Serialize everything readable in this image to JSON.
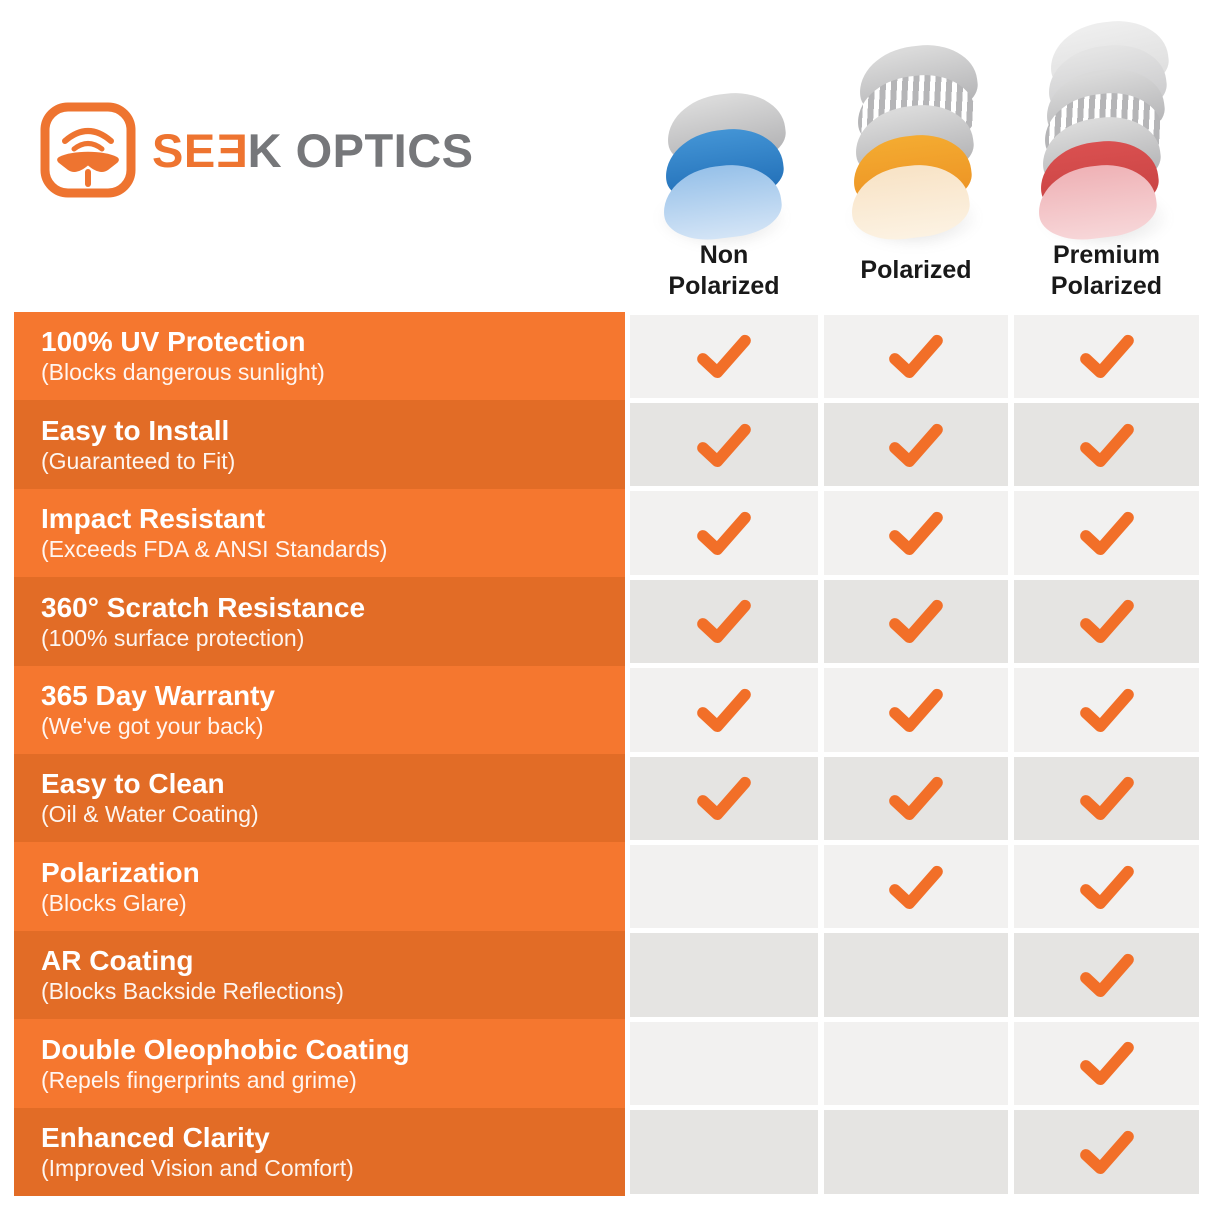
{
  "logo": {
    "brand_prefix": "SE",
    "brand_flipped_letter": "E",
    "brand_suffix": "K OPTICS",
    "icon": "seek-face-sunglasses-icon"
  },
  "columns": [
    {
      "id": "non-polarized",
      "label_lines": [
        "Non",
        "Polarized"
      ],
      "lens_layers": [
        "gray",
        "blue",
        "fade-blue"
      ]
    },
    {
      "id": "polarized",
      "label_lines": [
        "Polarized"
      ],
      "lens_layers": [
        "gray",
        "stripes",
        "gray",
        "orange",
        "fade-orange"
      ]
    },
    {
      "id": "premium-polarized",
      "label_lines": [
        "Premium",
        "Polarized"
      ],
      "lens_layers": [
        "gray-faint",
        "gray-light",
        "gray",
        "stripes",
        "gray",
        "red",
        "fade-red"
      ]
    }
  ],
  "features": [
    {
      "title": "100% UV Protection",
      "subtitle": "(Blocks dangerous sunlight)",
      "checks": [
        true,
        true,
        true
      ]
    },
    {
      "title": "Easy to Install",
      "subtitle": "(Guaranteed to Fit)",
      "checks": [
        true,
        true,
        true
      ]
    },
    {
      "title": "Impact Resistant",
      "subtitle": "(Exceeds FDA & ANSI Standards)",
      "checks": [
        true,
        true,
        true
      ]
    },
    {
      "title": "360° Scratch Resistance",
      "subtitle": "(100% surface protection)",
      "checks": [
        true,
        true,
        true
      ]
    },
    {
      "title": "365 Day Warranty",
      "subtitle": "(We've got your back)",
      "checks": [
        true,
        true,
        true
      ]
    },
    {
      "title": "Easy to Clean",
      "subtitle": "(Oil & Water Coating)",
      "checks": [
        true,
        true,
        true
      ]
    },
    {
      "title": "Polarization",
      "subtitle": "(Blocks Glare)",
      "checks": [
        false,
        true,
        true
      ]
    },
    {
      "title": "AR Coating",
      "subtitle": "(Blocks Backside Reflections)",
      "checks": [
        false,
        false,
        true
      ]
    },
    {
      "title": "Double Oleophobic Coating",
      "subtitle": "(Repels fingerprints and grime)",
      "checks": [
        false,
        false,
        true
      ]
    },
    {
      "title": "Enhanced Clarity",
      "subtitle": "(Improved Vision and Comfort)",
      "checks": [
        false,
        false,
        true
      ]
    }
  ],
  "colors": {
    "row_orange_light": "#f5772f",
    "row_orange_dark": "#e26c26",
    "cell_gray_light": "#f2f1f0",
    "cell_gray_dark": "#e5e4e2",
    "check_orange": "#f26f28",
    "logo_orange": "#ee7430",
    "logo_gray": "#76777a",
    "label_text": "#191919"
  },
  "chart_data": {
    "type": "table",
    "title": "SEEK OPTICS lens feature comparison",
    "categories": [
      "Non Polarized",
      "Polarized",
      "Premium Polarized"
    ],
    "rows": [
      {
        "feature": "100% UV Protection (Blocks dangerous sunlight)",
        "values": [
          true,
          true,
          true
        ]
      },
      {
        "feature": "Easy to Install (Guaranteed to Fit)",
        "values": [
          true,
          true,
          true
        ]
      },
      {
        "feature": "Impact Resistant (Exceeds FDA & ANSI Standards)",
        "values": [
          true,
          true,
          true
        ]
      },
      {
        "feature": "360° Scratch Resistance (100% surface protection)",
        "values": [
          true,
          true,
          true
        ]
      },
      {
        "feature": "365 Day Warranty (We've got your back)",
        "values": [
          true,
          true,
          true
        ]
      },
      {
        "feature": "Easy to Clean (Oil & Water Coating)",
        "values": [
          true,
          true,
          true
        ]
      },
      {
        "feature": "Polarization (Blocks Glare)",
        "values": [
          false,
          true,
          true
        ]
      },
      {
        "feature": "AR Coating (Blocks Backside Reflections)",
        "values": [
          false,
          false,
          true
        ]
      },
      {
        "feature": "Double Oleophobic Coating (Repels fingerprints and grime)",
        "values": [
          false,
          false,
          true
        ]
      },
      {
        "feature": "Enhanced Clarity (Improved Vision and Comfort)",
        "values": [
          false,
          false,
          true
        ]
      }
    ],
    "legend_position": "top",
    "value_marker": "orange checkmark = feature included, blank = not included"
  }
}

────────────────

## Task brief
Which lines contain "Standards"? Show each of them.

## Written reply
      "subtitle": "(Exceeds FDA & ANSI Standards)",
        "feature": "Impact Resistant (Exceeds FDA & ANSI Standards)",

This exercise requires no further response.